§ **THE PROBLEM**
Below are the entries; state how many of their lines contain the string "language", and nothing more.

§ **RAW RECORDS**
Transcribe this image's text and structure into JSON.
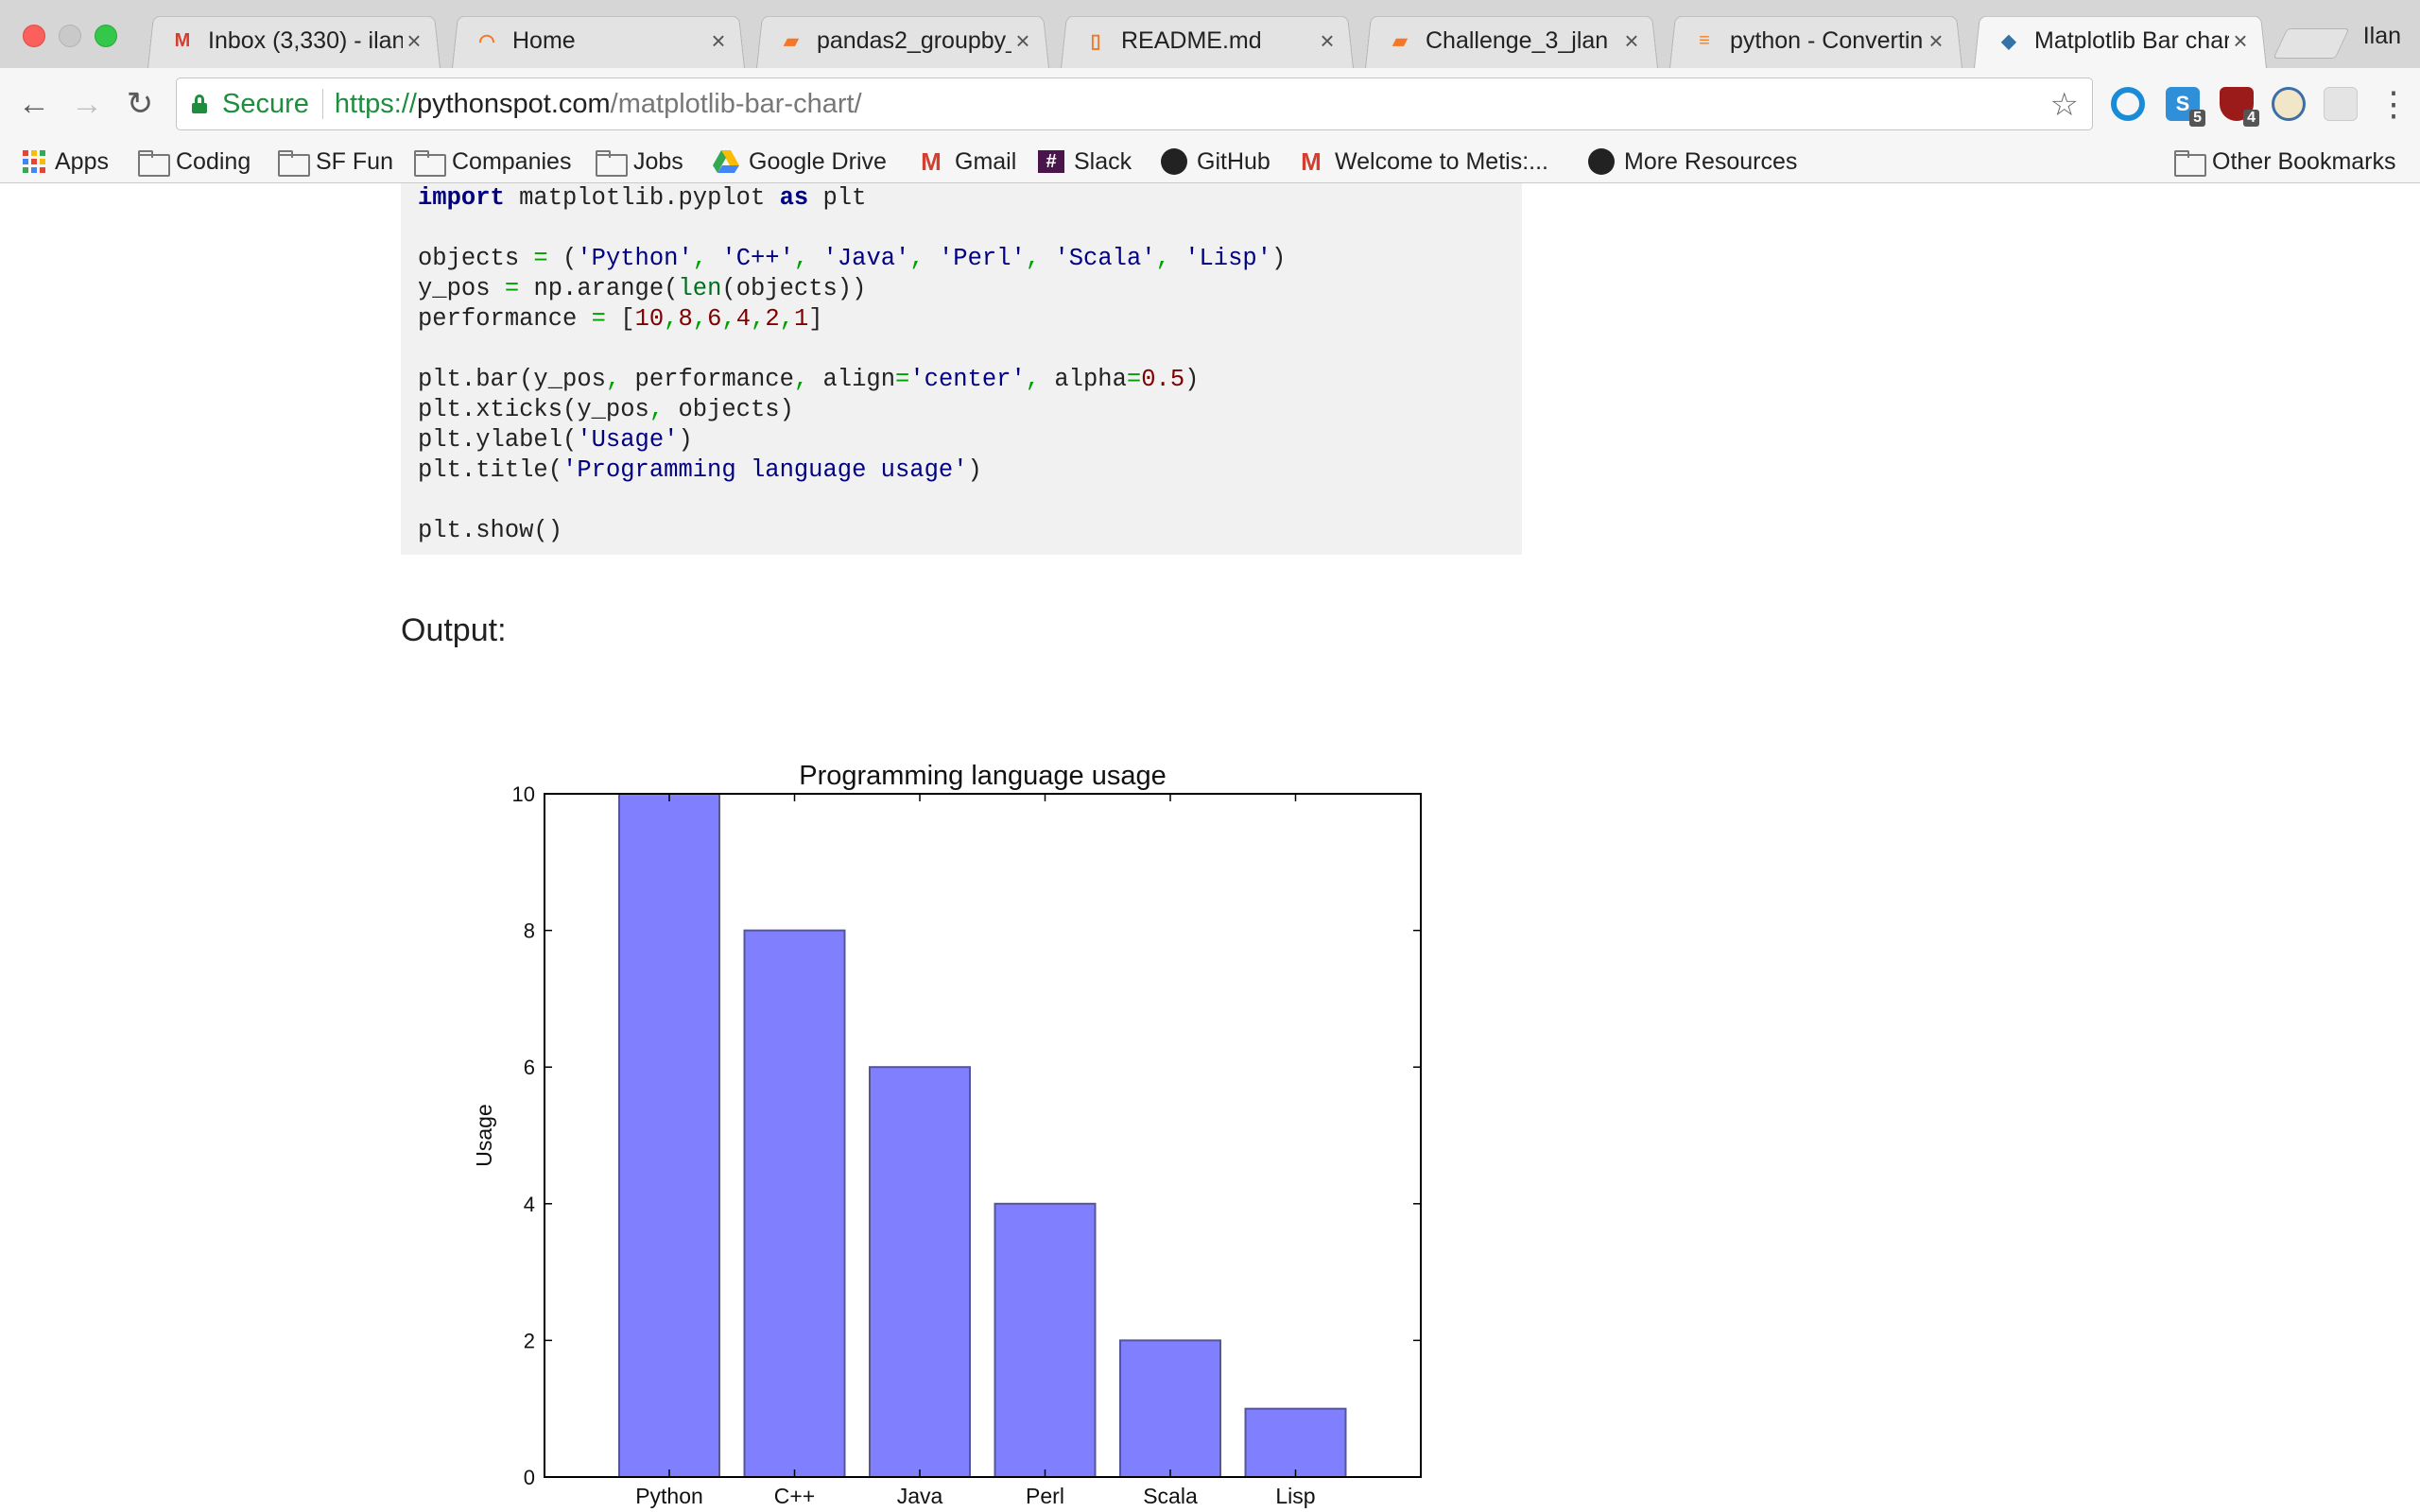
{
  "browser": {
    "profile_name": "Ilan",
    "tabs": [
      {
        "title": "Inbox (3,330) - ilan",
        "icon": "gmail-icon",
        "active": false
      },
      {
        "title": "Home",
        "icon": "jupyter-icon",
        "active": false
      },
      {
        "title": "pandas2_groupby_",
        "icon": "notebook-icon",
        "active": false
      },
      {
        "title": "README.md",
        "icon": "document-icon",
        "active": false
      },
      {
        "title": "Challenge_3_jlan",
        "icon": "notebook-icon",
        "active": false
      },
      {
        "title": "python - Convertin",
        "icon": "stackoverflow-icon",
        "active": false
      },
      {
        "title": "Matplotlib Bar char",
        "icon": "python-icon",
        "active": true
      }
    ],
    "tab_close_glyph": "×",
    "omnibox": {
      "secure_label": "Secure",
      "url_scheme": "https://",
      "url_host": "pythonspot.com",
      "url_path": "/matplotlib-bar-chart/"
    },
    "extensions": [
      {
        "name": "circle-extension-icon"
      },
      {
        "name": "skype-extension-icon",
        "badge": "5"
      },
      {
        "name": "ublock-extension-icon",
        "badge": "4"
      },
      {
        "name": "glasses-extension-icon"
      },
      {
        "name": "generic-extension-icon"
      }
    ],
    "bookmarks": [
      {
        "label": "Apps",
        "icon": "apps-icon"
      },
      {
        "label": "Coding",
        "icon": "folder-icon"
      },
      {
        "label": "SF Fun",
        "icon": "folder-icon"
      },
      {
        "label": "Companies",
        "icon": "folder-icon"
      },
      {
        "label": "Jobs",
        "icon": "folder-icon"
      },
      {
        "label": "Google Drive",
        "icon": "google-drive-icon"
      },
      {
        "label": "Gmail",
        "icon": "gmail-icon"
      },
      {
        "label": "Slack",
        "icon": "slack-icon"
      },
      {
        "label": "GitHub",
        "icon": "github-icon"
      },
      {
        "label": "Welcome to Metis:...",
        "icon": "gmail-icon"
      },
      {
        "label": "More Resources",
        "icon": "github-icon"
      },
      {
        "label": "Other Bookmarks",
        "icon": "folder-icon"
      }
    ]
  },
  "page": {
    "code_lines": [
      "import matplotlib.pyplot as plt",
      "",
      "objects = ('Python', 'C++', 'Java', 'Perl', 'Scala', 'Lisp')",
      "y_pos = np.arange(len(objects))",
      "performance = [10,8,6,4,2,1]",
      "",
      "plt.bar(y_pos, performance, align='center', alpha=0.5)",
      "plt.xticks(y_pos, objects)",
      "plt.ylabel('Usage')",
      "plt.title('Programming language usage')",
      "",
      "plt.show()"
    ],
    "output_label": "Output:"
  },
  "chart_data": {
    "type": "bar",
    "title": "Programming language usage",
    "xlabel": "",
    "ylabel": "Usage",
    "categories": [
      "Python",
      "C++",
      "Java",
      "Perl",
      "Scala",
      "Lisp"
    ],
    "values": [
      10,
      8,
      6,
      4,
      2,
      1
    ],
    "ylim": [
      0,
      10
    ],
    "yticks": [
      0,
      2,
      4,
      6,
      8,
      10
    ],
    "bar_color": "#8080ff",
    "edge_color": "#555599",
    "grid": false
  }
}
...
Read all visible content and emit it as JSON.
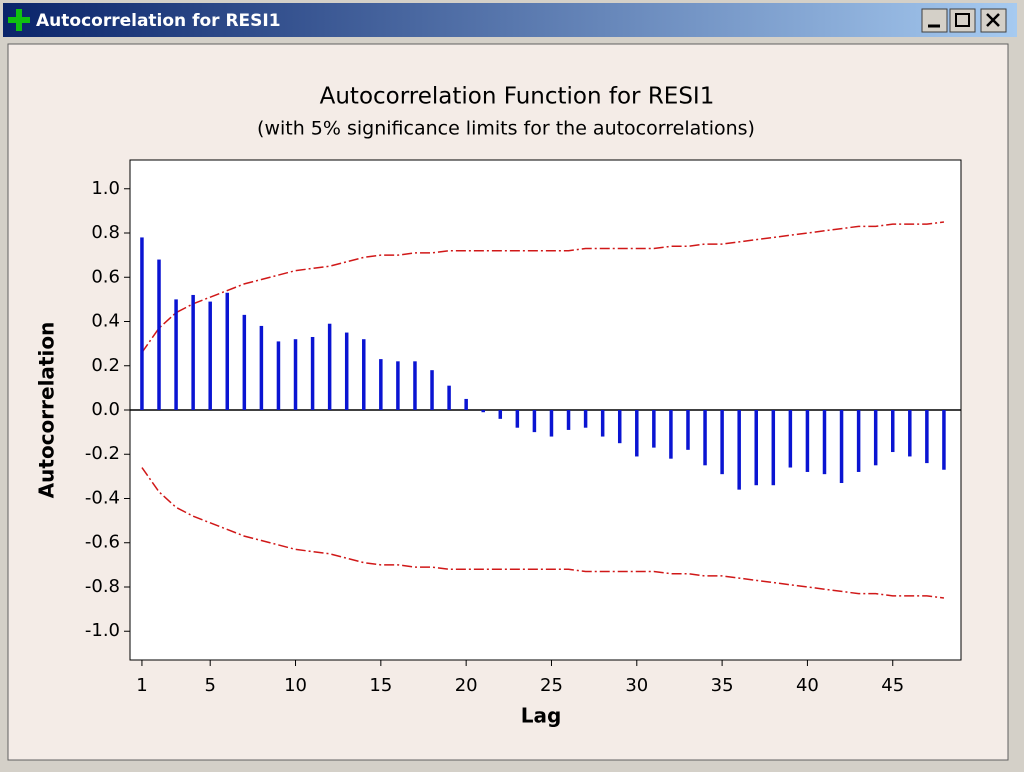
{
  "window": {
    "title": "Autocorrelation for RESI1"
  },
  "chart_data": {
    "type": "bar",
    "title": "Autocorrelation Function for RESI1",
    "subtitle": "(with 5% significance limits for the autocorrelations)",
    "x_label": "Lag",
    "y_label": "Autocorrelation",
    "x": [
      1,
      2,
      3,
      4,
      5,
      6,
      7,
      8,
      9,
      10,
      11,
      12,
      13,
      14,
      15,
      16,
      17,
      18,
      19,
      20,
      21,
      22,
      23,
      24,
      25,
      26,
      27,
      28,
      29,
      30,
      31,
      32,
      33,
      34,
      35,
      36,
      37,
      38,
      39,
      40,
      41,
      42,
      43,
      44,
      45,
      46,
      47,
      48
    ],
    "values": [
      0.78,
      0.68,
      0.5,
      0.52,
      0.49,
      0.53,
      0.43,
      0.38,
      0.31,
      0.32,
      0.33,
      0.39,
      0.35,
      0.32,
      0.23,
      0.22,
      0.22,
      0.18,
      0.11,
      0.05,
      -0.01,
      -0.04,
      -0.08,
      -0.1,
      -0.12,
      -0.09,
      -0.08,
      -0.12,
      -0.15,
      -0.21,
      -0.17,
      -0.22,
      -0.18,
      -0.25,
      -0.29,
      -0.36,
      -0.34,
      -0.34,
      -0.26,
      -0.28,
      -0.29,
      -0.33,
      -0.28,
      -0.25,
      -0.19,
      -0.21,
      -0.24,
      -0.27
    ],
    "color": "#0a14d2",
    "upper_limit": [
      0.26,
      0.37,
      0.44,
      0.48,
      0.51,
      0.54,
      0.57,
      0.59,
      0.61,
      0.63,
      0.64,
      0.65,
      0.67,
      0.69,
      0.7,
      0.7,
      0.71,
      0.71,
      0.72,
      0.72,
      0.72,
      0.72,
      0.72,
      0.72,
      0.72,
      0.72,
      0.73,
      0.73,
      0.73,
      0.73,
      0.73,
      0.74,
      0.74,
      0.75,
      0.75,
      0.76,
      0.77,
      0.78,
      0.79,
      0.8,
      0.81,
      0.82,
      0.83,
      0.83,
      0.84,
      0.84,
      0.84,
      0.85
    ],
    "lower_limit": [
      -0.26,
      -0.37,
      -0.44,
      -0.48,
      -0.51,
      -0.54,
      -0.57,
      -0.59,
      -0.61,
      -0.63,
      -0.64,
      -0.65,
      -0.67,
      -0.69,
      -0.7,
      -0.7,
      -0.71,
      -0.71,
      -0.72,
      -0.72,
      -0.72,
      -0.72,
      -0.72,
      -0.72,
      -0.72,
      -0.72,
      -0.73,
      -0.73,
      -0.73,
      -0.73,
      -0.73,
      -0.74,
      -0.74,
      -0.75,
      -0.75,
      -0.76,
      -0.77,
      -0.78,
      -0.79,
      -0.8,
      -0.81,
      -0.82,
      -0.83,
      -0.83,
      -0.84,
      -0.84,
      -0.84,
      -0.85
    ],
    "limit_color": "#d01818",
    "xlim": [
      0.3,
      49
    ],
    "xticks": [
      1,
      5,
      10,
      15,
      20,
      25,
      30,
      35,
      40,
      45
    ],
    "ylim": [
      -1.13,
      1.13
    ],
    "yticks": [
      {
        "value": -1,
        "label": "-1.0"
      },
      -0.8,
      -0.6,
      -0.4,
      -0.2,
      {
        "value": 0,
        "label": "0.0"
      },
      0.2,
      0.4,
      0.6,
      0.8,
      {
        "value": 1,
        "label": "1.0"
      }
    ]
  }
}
...
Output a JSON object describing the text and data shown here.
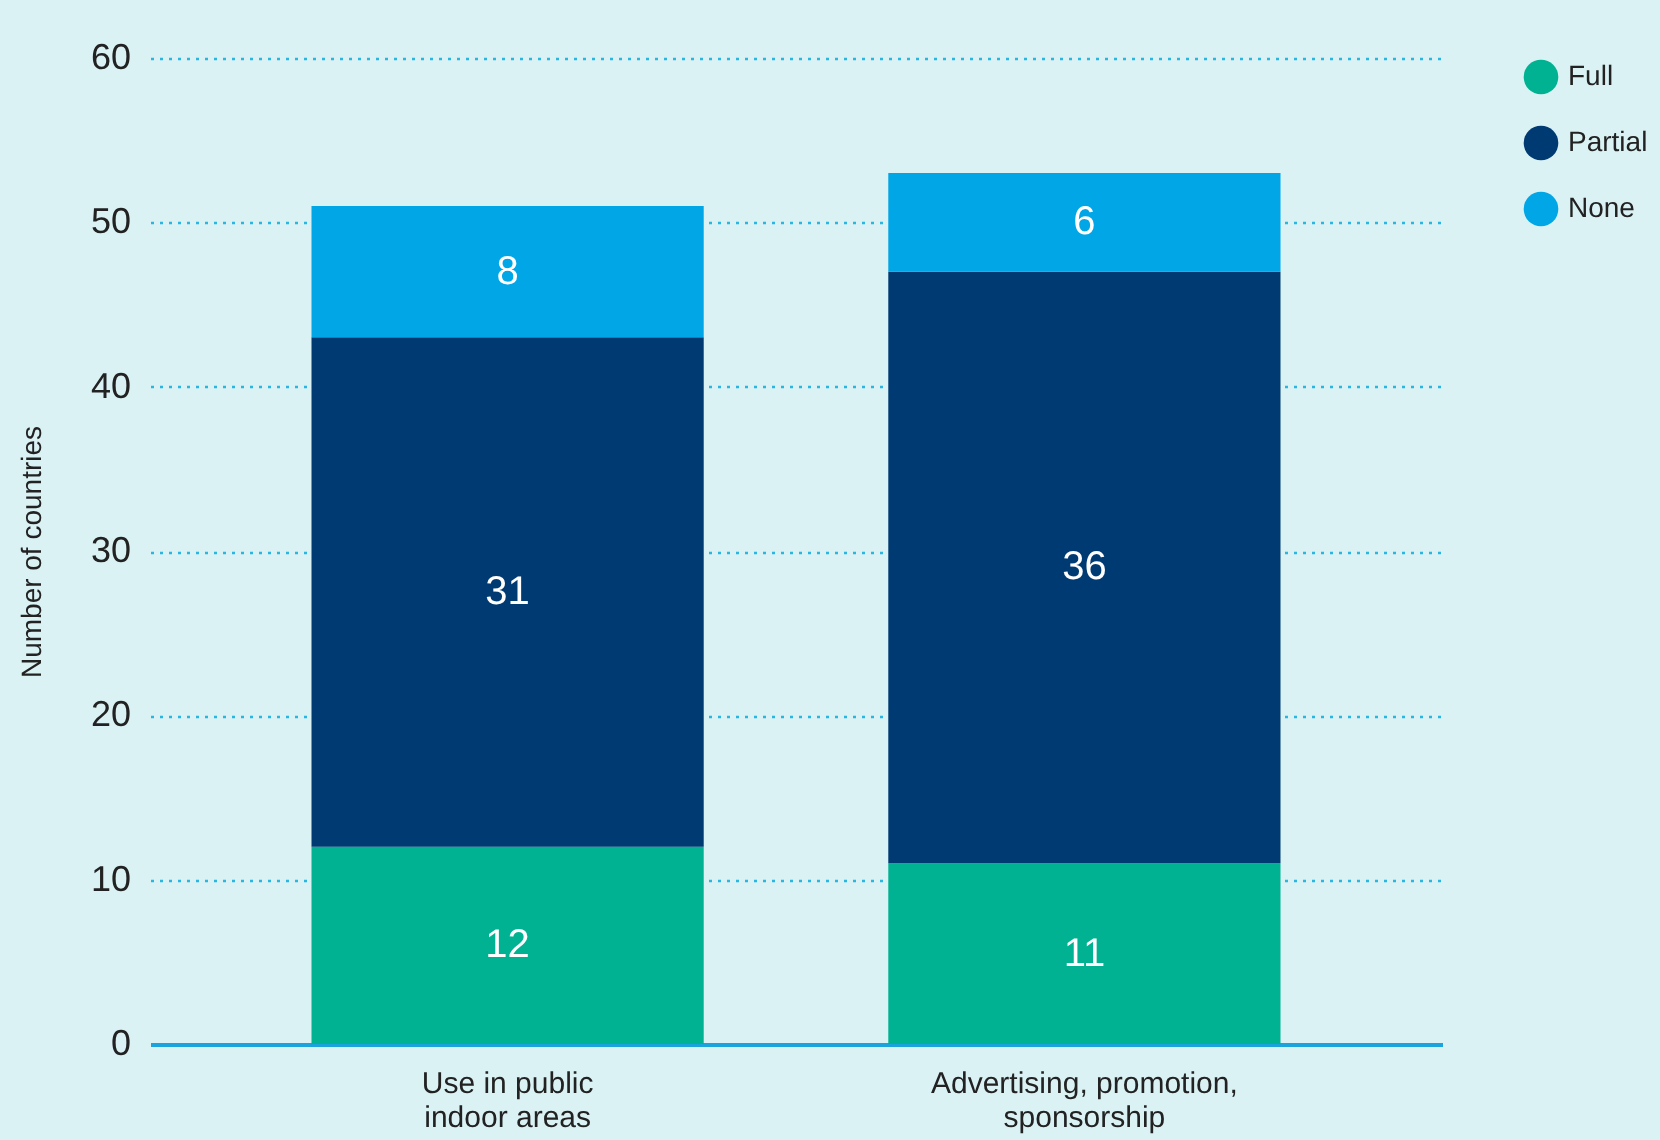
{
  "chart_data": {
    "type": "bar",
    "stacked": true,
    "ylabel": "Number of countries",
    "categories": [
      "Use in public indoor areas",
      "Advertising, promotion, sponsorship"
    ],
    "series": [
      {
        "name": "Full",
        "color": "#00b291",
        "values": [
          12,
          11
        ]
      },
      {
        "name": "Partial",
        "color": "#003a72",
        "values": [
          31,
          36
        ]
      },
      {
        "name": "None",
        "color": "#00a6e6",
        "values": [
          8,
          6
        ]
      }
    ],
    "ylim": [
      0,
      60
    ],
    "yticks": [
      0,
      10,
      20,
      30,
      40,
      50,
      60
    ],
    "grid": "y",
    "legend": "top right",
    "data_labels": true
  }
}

§ **OUTPUT**
2